MATERIALS PROVIDED:
— Start —
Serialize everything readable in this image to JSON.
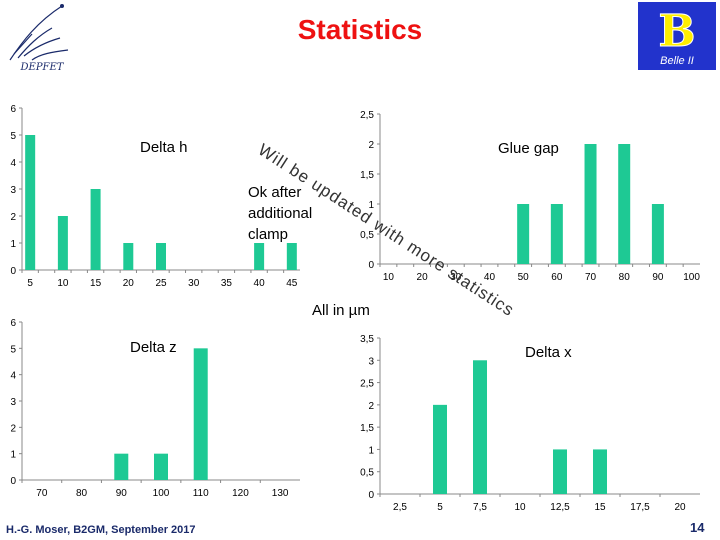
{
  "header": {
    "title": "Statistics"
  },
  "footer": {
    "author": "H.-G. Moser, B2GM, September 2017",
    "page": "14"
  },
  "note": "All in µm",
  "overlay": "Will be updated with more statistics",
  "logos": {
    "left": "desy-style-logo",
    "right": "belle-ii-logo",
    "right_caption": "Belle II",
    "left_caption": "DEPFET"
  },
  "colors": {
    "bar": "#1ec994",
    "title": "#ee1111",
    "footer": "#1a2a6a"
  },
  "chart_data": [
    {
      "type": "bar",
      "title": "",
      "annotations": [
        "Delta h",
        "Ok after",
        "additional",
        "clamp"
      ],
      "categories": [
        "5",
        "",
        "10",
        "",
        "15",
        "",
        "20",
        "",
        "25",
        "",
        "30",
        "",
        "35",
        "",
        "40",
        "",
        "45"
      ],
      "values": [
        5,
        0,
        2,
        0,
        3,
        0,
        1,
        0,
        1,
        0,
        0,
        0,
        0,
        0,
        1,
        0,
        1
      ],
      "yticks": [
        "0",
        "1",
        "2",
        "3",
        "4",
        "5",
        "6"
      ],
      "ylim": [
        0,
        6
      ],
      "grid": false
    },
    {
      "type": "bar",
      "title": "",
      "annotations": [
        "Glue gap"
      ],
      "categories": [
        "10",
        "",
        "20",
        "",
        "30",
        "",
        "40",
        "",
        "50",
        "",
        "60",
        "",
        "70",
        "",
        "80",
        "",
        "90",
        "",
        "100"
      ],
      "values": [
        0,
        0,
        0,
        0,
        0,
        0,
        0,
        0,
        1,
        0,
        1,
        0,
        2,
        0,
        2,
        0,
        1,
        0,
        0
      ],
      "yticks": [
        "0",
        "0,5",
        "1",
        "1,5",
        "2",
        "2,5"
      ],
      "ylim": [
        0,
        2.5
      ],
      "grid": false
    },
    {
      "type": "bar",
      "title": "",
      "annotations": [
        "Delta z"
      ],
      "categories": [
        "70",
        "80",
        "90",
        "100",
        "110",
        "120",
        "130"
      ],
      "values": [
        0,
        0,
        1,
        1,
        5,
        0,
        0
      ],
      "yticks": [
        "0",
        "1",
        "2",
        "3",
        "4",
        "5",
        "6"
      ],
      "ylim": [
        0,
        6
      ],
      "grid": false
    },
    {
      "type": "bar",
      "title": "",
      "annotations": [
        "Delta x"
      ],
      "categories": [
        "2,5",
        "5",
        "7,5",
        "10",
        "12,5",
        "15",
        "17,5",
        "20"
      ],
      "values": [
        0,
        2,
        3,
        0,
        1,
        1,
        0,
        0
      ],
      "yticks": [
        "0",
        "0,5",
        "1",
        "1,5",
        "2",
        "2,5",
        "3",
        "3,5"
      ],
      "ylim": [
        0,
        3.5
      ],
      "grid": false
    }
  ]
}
— End —
— Start —
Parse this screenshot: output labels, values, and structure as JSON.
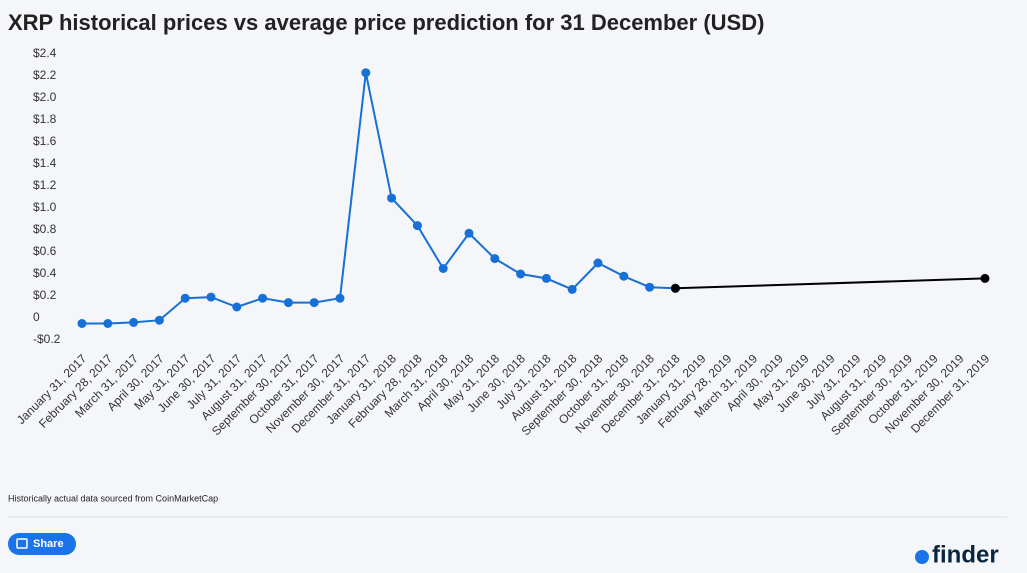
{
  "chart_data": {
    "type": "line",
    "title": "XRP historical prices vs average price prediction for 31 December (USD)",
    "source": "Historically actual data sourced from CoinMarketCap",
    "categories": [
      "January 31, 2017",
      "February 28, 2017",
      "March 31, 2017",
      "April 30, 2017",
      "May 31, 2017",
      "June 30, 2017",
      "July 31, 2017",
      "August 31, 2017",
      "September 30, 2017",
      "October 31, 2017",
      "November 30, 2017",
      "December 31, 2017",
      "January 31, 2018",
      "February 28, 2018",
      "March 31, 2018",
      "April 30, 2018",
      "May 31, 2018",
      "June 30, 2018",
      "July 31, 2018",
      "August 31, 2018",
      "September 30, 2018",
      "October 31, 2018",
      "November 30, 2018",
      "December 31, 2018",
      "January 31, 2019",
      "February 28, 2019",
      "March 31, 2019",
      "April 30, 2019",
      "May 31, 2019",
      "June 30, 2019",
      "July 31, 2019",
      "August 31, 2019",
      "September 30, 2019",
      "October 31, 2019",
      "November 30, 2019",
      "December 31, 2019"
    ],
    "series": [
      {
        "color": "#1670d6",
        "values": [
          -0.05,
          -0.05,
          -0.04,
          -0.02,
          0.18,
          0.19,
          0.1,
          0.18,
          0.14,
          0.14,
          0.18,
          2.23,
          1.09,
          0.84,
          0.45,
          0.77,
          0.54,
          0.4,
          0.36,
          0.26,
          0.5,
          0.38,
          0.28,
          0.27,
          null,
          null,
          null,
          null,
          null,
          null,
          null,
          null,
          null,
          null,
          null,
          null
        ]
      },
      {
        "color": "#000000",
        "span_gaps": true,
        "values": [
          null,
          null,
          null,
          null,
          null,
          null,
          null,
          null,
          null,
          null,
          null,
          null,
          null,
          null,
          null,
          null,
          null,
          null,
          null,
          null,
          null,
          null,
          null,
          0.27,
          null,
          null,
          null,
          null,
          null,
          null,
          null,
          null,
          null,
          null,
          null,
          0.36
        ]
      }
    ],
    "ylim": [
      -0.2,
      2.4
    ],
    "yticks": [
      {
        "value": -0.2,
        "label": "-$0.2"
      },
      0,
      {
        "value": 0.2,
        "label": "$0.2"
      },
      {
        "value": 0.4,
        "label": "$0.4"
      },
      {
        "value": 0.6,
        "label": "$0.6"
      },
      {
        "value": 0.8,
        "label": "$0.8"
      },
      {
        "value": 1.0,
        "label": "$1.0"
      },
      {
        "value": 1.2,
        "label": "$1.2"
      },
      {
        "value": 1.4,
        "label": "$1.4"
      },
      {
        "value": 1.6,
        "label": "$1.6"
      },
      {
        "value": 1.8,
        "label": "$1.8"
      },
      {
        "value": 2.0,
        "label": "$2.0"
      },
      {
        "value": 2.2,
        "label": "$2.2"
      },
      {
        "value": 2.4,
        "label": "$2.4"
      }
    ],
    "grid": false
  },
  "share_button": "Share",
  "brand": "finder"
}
— End —
— Start —
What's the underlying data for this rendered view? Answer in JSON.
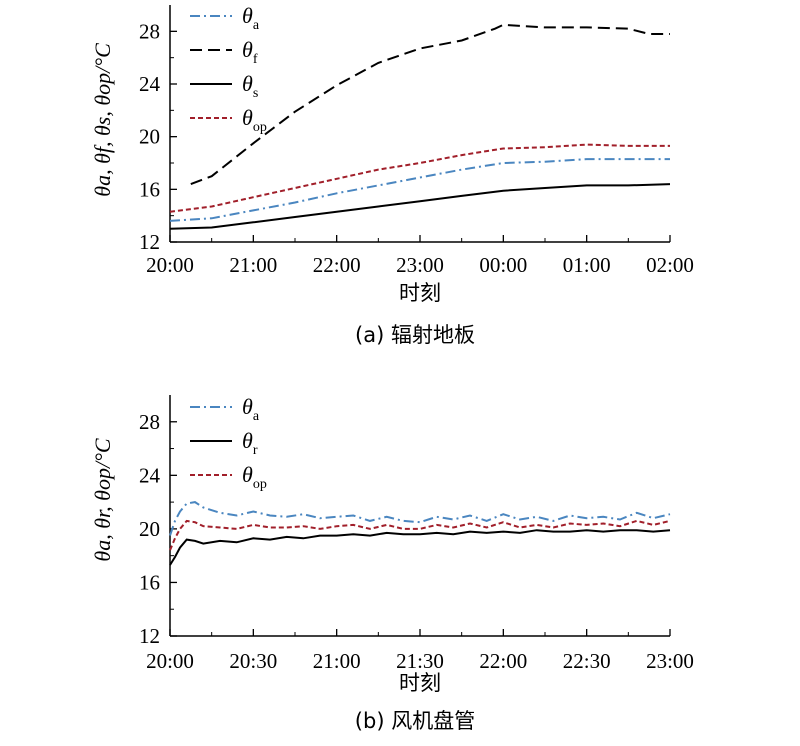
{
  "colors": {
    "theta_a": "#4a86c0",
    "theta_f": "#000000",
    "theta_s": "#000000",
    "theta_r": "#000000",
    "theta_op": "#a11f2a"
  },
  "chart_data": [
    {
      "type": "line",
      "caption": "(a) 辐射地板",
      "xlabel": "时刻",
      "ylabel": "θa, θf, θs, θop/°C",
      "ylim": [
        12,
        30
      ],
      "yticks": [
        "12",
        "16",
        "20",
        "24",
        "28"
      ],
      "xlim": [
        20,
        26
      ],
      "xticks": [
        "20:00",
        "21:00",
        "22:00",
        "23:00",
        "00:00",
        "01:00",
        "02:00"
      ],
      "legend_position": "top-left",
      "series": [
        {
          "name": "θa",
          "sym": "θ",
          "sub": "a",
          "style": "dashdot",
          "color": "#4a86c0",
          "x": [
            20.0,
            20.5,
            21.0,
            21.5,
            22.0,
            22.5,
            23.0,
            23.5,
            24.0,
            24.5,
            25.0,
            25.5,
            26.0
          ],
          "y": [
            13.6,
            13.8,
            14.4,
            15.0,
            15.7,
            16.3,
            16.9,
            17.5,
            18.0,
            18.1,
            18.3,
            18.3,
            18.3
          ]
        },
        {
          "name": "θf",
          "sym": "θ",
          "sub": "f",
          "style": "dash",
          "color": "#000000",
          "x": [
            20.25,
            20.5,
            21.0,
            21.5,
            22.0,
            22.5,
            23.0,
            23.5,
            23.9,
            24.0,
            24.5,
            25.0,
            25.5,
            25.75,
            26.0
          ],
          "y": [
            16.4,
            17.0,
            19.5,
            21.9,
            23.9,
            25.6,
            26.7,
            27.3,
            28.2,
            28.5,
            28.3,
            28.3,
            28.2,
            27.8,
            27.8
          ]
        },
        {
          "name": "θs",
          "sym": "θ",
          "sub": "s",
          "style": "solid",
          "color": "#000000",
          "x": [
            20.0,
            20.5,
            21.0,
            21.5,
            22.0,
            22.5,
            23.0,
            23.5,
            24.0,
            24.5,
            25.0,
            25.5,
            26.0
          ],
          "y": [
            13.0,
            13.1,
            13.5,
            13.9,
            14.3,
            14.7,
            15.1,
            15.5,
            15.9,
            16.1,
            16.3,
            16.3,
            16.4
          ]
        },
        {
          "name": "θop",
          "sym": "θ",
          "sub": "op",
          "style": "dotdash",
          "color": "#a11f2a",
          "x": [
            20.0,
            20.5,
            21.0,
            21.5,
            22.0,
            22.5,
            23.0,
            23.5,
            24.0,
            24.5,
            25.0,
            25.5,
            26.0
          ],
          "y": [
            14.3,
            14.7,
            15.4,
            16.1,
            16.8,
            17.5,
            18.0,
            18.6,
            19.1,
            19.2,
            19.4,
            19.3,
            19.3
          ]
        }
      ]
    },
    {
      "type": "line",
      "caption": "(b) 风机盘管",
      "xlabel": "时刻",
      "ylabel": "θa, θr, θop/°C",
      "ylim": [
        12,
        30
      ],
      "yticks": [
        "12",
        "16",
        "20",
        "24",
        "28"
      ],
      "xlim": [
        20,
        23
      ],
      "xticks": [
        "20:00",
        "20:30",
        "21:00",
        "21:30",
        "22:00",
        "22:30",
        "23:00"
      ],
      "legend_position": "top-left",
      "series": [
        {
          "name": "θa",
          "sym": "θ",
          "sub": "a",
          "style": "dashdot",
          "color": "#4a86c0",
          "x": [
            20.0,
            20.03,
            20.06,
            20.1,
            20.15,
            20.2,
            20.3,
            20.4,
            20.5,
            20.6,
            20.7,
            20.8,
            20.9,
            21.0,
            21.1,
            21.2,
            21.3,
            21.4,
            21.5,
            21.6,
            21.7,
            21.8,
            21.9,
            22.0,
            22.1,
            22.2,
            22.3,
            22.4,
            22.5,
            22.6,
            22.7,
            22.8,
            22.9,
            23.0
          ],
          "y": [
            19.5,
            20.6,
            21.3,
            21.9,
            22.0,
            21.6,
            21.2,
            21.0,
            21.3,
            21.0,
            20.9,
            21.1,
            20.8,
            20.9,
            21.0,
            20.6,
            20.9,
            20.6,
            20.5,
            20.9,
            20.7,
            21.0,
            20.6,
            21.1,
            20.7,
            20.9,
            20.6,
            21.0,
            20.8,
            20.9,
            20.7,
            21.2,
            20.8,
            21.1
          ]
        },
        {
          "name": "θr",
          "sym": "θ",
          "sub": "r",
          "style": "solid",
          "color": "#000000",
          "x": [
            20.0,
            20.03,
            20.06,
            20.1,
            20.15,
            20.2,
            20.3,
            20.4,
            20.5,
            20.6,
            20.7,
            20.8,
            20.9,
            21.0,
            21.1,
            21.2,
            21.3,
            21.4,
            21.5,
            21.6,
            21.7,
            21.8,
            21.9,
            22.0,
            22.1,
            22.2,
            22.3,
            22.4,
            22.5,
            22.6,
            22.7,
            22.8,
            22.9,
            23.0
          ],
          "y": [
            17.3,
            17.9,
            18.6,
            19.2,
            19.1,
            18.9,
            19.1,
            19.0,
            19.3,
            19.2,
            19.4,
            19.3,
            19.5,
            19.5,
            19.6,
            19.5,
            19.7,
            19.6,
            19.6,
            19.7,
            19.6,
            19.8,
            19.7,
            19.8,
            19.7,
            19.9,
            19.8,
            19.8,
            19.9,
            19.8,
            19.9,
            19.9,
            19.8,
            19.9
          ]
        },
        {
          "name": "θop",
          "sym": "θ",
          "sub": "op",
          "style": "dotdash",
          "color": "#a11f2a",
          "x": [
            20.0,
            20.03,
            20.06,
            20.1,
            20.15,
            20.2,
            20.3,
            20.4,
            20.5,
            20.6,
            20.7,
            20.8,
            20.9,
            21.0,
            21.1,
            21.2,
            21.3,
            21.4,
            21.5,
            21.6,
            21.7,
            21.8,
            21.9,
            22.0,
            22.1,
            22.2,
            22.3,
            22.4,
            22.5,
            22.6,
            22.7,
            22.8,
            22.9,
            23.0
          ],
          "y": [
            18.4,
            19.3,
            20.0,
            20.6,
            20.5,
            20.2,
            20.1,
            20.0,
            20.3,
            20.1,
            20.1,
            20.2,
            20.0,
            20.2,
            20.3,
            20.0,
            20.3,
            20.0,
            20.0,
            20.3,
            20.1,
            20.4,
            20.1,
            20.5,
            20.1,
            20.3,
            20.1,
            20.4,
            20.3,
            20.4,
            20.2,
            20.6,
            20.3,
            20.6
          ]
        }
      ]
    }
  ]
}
— End —
GIVEN REQUEST: Go over the records above and tally the lines with the word "September" in them. Give the number alone.

ANSWER TO THIS TASK: 4